• _Aim_:
Print the data exactly, leaving nothing out.

• _Provided records_:
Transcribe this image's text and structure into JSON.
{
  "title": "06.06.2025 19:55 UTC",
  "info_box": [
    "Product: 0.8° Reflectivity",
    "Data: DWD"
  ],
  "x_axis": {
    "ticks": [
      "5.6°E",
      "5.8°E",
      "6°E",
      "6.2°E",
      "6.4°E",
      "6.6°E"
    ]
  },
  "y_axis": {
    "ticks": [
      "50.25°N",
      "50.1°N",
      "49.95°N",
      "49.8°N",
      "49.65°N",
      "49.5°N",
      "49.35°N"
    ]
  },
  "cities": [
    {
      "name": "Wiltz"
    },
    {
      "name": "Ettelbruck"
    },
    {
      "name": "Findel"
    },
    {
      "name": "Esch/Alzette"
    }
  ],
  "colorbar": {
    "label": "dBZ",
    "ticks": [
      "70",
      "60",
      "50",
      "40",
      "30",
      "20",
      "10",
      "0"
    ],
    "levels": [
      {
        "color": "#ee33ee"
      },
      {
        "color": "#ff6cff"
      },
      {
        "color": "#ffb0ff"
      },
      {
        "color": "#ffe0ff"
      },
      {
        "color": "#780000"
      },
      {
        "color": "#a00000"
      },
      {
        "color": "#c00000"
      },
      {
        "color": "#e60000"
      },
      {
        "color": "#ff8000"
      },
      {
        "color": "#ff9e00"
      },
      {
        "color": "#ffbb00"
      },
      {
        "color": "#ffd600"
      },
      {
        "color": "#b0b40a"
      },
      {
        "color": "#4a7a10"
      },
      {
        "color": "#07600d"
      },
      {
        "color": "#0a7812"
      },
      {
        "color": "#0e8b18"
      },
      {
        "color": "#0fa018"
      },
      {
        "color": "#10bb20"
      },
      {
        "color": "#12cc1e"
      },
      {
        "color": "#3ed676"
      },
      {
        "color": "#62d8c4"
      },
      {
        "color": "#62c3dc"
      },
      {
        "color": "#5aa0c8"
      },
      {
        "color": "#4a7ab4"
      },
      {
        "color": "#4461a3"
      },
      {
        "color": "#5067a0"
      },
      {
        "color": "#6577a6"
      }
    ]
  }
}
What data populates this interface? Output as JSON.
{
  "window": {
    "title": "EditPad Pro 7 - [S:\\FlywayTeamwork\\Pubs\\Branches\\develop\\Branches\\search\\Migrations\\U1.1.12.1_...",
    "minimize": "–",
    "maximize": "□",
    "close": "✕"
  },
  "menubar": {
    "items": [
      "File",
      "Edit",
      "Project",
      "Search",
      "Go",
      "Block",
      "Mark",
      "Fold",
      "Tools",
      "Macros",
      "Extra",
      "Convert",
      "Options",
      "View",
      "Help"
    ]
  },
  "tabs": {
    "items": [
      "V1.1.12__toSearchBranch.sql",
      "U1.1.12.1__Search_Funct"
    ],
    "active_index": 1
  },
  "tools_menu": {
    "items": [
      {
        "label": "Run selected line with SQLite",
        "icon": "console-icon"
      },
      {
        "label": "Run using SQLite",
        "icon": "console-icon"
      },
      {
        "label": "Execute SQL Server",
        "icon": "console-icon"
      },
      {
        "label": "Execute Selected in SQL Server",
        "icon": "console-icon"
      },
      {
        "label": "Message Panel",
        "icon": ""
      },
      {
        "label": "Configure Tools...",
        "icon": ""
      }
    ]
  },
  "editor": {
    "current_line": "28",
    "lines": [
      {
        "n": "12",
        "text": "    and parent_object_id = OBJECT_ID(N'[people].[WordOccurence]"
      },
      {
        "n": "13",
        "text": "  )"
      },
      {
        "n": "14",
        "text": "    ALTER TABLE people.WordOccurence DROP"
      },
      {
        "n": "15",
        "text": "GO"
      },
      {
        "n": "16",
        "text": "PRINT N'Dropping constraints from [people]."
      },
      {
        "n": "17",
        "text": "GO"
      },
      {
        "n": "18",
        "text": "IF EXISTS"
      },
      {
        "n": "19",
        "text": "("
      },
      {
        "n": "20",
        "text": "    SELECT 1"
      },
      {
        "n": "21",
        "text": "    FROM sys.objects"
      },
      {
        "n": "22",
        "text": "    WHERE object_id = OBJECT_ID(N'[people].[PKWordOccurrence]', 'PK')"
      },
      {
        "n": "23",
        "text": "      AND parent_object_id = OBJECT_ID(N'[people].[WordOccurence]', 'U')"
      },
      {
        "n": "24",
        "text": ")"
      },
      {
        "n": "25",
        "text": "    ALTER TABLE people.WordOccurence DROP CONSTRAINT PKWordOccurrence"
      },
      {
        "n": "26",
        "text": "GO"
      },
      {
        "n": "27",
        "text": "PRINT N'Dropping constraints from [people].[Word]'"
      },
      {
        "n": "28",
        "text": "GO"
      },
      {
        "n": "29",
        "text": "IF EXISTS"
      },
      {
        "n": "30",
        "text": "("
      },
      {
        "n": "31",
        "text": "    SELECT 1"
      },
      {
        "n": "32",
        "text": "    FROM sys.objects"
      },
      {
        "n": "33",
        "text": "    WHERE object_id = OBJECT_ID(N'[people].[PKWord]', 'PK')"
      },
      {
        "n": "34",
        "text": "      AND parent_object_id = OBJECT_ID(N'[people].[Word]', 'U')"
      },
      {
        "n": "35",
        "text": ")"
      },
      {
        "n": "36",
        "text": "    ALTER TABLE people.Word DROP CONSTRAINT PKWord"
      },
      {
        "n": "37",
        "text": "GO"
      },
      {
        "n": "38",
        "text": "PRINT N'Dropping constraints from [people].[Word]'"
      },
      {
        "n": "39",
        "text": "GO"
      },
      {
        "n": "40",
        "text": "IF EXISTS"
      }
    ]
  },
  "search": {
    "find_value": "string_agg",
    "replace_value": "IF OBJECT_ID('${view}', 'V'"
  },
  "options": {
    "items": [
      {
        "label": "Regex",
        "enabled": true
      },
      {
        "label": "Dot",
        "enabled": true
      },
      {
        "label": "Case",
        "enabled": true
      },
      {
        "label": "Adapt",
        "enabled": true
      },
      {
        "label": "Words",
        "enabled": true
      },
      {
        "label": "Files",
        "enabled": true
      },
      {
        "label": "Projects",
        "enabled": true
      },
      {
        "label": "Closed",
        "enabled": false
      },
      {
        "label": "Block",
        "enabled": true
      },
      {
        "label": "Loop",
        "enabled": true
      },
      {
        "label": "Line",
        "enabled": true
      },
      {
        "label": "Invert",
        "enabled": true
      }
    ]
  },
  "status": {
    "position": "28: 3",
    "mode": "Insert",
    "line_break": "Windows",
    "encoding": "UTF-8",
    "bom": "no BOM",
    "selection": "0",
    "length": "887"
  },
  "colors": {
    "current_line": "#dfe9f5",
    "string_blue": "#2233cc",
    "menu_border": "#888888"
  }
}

• _Worked answer_:
Transcribe this image's text and structure into JSON.
{
  "title": "06.06.2025 19:55 UTC",
  "info_box": [
    "Product: 0.8° Reflectivity",
    "Data: DWD"
  ],
  "x_axis": {
    "ticks": [
      "5.6°E",
      "5.8°E",
      "6°E",
      "6.2°E",
      "6.4°E",
      "6.6°E"
    ]
  },
  "y_axis": {
    "ticks": [
      "50.25°N",
      "50.1°N",
      "49.95°N",
      "49.8°N",
      "49.65°N",
      "49.5°N",
      "49.35°N"
    ]
  },
  "cities": [
    {
      "name": "Wiltz"
    },
    {
      "name": "Ettelbruck"
    },
    {
      "name": "Findel"
    },
    {
      "name": "Esch/Alzette"
    }
  ],
  "colorbar": {
    "label": "dBZ",
    "ticks": [
      "70",
      "60",
      "50",
      "40",
      "30",
      "20",
      "10",
      "0"
    ],
    "levels": [
      {
        "color": "#ee33ee"
      },
      {
        "color": "#ff6cff"
      },
      {
        "color": "#ffb0ff"
      },
      {
        "color": "#ffe0ff"
      },
      {
        "color": "#780000"
      },
      {
        "color": "#a00000"
      },
      {
        "color": "#c00000"
      },
      {
        "color": "#e60000"
      },
      {
        "color": "#ff8000"
      },
      {
        "color": "#ff9e00"
      },
      {
        "color": "#ffbb00"
      },
      {
        "color": "#ffd600"
      },
      {
        "color": "#b0b40a"
      },
      {
        "color": "#4a7a10"
      },
      {
        "color": "#07600d"
      },
      {
        "color": "#0a7812"
      },
      {
        "color": "#0e8b18"
      },
      {
        "color": "#0fa018"
      },
      {
        "color": "#10bb20"
      },
      {
        "color": "#12cc1e"
      },
      {
        "color": "#3ed676"
      },
      {
        "color": "#62d8c4"
      },
      {
        "color": "#62c3dc"
      },
      {
        "color": "#5aa0c8"
      },
      {
        "color": "#4a7ab4"
      },
      {
        "color": "#4461a3"
      },
      {
        "color": "#5067a0"
      },
      {
        "color": "#6577a6"
      }
    ]
  }
}
What data populates this interface? Output as JSON.
{
  "window": {
    "title": "EditPad Pro 7 - [S:\\FlywayTeamwork\\Pubs\\Branches\\develop\\Branches\\search\\Migrations\\U1.1.12.1_...",
    "minimize": "–",
    "maximize": "□",
    "close": "✕"
  },
  "menubar": {
    "items": [
      "File",
      "Edit",
      "Project",
      "Search",
      "Go",
      "Block",
      "Mark",
      "Fold",
      "Tools",
      "Macros",
      "Extra",
      "Convert",
      "Options",
      "View",
      "Help"
    ]
  },
  "tabs": {
    "items": [
      "V1.1.12__toSearchBranch.sql",
      "U1.1.12.1__Search_Funct"
    ],
    "active_index": 1
  },
  "tools_menu": {
    "items": [
      {
        "label": "Run selected line with SQLite",
        "icon": "console-icon"
      },
      {
        "label": "Run using SQLite",
        "icon": "console-icon"
      },
      {
        "label": "Execute SQL Server",
        "icon": "console-icon"
      },
      {
        "label": "Execute Selected in SQL Server",
        "icon": "console-icon"
      },
      {
        "label": "Message Panel",
        "icon": ""
      },
      {
        "label": "Configure Tools...",
        "icon": ""
      }
    ]
  },
  "editor": {
    "current_line": "28",
    "lines": [
      {
        "n": "12",
        "text": "    and parent_object_id = OBJECT_ID(N'[people].[WordOccurence]"
      },
      {
        "n": "13",
        "text": "  )"
      },
      {
        "n": "14",
        "text": "    ALTER TABLE people.WordOccurence DROP"
      },
      {
        "n": "15",
        "text": "GO"
      },
      {
        "n": "16",
        "text": "PRINT N'Dropping constraints from [people]."
      },
      {
        "n": "17",
        "text": "GO"
      },
      {
        "n": "18",
        "text": "IF EXISTS"
      },
      {
        "n": "19",
        "text": "("
      },
      {
        "n": "20",
        "text": "    SELECT 1"
      },
      {
        "n": "21",
        "text": "    FROM sys.objects"
      },
      {
        "n": "22",
        "text": "    WHERE object_id = OBJECT_ID(N'[people].[PKWordOccurrence]', 'PK')"
      },
      {
        "n": "23",
        "text": "      AND parent_object_id = OBJECT_ID(N'[people].[WordOccurence]', 'U')"
      },
      {
        "n": "24",
        "text": ")"
      },
      {
        "n": "25",
        "text": "    ALTER TABLE people.WordOccurence DROP CONSTRAINT PKWordOccurrence"
      },
      {
        "n": "26",
        "text": "GO"
      },
      {
        "n": "27",
        "text": "PRINT N'Dropping constraints from [people].[Word]'"
      },
      {
        "n": "28",
        "text": "GO"
      },
      {
        "n": "29",
        "text": "IF EXISTS"
      },
      {
        "n": "30",
        "text": "("
      },
      {
        "n": "31",
        "text": "    SELECT 1"
      },
      {
        "n": "32",
        "text": "    FROM sys.objects"
      },
      {
        "n": "33",
        "text": "    WHERE object_id = OBJECT_ID(N'[people].[PKWord]', 'PK')"
      },
      {
        "n": "34",
        "text": "      AND parent_object_id = OBJECT_ID(N'[people].[Word]', 'U')"
      },
      {
        "n": "35",
        "text": ")"
      },
      {
        "n": "36",
        "text": "    ALTER TABLE people.Word DROP CONSTRAINT PKWord"
      },
      {
        "n": "37",
        "text": "GO"
      },
      {
        "n": "38",
        "text": "PRINT N'Dropping constraints from [people].[Word]'"
      },
      {
        "n": "39",
        "text": "GO"
      },
      {
        "n": "40",
        "text": "IF EXISTS"
      }
    ]
  },
  "search": {
    "find_value": "string_agg",
    "replace_value": "IF OBJECT_ID('${view}', 'V'"
  },
  "options": {
    "items": [
      {
        "label": "Regex",
        "enabled": true
      },
      {
        "label": "Dot",
        "enabled": true
      },
      {
        "label": "Case",
        "enabled": true
      },
      {
        "label": "Adapt",
        "enabled": true
      },
      {
        "label": "Words",
        "enabled": true
      },
      {
        "label": "Files",
        "enabled": true
      },
      {
        "label": "Projects",
        "enabled": true
      },
      {
        "label": "Closed",
        "enabled": false
      },
      {
        "label": "Block",
        "enabled": true
      },
      {
        "label": "Loop",
        "enabled": true
      },
      {
        "label": "Line",
        "enabled": true
      },
      {
        "label": "Invert",
        "enabled": true
      }
    ]
  },
  "status": {
    "position": "28: 3",
    "mode": "Insert",
    "line_break": "Windows",
    "encoding": "UTF-8",
    "bom": "no BOM",
    "selection": "0",
    "length": "887"
  },
  "colors": {
    "current_line": "#dfe9f5",
    "string_blue": "#2233cc",
    "menu_border": "#888888"
  }
}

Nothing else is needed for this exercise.